— START OF Source material —

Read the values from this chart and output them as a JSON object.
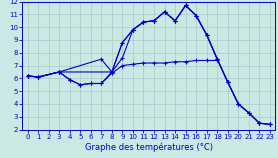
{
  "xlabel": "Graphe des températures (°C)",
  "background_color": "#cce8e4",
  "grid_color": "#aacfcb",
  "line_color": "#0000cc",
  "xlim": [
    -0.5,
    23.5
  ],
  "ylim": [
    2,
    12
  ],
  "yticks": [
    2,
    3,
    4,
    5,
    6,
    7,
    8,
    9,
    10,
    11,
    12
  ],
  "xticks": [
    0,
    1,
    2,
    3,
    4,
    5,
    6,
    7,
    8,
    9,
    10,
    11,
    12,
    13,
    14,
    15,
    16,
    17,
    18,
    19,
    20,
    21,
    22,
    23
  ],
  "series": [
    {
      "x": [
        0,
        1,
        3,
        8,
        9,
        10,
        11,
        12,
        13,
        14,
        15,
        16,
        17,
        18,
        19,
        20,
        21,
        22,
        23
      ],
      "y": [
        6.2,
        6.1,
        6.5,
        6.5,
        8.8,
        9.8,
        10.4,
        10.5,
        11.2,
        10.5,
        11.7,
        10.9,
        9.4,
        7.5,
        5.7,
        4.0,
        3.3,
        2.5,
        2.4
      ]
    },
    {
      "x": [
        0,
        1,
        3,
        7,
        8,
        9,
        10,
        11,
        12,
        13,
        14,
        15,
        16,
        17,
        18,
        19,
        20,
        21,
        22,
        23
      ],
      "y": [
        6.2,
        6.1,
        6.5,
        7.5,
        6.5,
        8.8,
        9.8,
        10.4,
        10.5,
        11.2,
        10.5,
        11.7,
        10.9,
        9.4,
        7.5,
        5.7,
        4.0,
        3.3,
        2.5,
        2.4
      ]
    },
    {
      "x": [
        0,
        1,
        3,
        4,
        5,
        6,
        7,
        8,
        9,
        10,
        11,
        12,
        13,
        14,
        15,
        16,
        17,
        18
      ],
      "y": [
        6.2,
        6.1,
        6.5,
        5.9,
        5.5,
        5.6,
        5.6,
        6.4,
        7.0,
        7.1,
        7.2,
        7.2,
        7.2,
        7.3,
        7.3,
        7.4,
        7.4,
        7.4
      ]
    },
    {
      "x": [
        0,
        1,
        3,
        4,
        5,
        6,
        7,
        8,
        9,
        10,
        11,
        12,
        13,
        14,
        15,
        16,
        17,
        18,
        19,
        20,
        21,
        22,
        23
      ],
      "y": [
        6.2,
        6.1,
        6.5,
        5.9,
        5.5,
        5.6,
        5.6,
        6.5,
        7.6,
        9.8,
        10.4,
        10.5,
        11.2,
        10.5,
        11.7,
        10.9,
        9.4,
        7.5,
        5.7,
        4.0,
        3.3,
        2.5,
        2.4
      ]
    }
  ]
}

— END OF Source material —

_Set problem_
Transcribe the full listing character for character. Pictures are excluded.

_Answer to this problem_
Read the values from this chart and output them as a JSON object.
{
  "xlabel": "Graphe des températures (°C)",
  "background_color": "#cce8e4",
  "grid_color": "#aacfcb",
  "line_color": "#0000cc",
  "xlim": [
    -0.5,
    23.5
  ],
  "ylim": [
    2,
    12
  ],
  "yticks": [
    2,
    3,
    4,
    5,
    6,
    7,
    8,
    9,
    10,
    11,
    12
  ],
  "xticks": [
    0,
    1,
    2,
    3,
    4,
    5,
    6,
    7,
    8,
    9,
    10,
    11,
    12,
    13,
    14,
    15,
    16,
    17,
    18,
    19,
    20,
    21,
    22,
    23
  ],
  "series": [
    {
      "x": [
        0,
        1,
        3,
        8,
        9,
        10,
        11,
        12,
        13,
        14,
        15,
        16,
        17,
        18,
        19,
        20,
        21,
        22,
        23
      ],
      "y": [
        6.2,
        6.1,
        6.5,
        6.5,
        8.8,
        9.8,
        10.4,
        10.5,
        11.2,
        10.5,
        11.7,
        10.9,
        9.4,
        7.5,
        5.7,
        4.0,
        3.3,
        2.5,
        2.4
      ]
    },
    {
      "x": [
        0,
        1,
        3,
        7,
        8,
        9,
        10,
        11,
        12,
        13,
        14,
        15,
        16,
        17,
        18,
        19,
        20,
        21,
        22,
        23
      ],
      "y": [
        6.2,
        6.1,
        6.5,
        7.5,
        6.5,
        8.8,
        9.8,
        10.4,
        10.5,
        11.2,
        10.5,
        11.7,
        10.9,
        9.4,
        7.5,
        5.7,
        4.0,
        3.3,
        2.5,
        2.4
      ]
    },
    {
      "x": [
        0,
        1,
        3,
        4,
        5,
        6,
        7,
        8,
        9,
        10,
        11,
        12,
        13,
        14,
        15,
        16,
        17,
        18
      ],
      "y": [
        6.2,
        6.1,
        6.5,
        5.9,
        5.5,
        5.6,
        5.6,
        6.4,
        7.0,
        7.1,
        7.2,
        7.2,
        7.2,
        7.3,
        7.3,
        7.4,
        7.4,
        7.4
      ]
    },
    {
      "x": [
        0,
        1,
        3,
        4,
        5,
        6,
        7,
        8,
        9,
        10,
        11,
        12,
        13,
        14,
        15,
        16,
        17,
        18,
        19,
        20,
        21,
        22,
        23
      ],
      "y": [
        6.2,
        6.1,
        6.5,
        5.9,
        5.5,
        5.6,
        5.6,
        6.5,
        7.6,
        9.8,
        10.4,
        10.5,
        11.2,
        10.5,
        11.7,
        10.9,
        9.4,
        7.5,
        5.7,
        4.0,
        3.3,
        2.5,
        2.4
      ]
    }
  ]
}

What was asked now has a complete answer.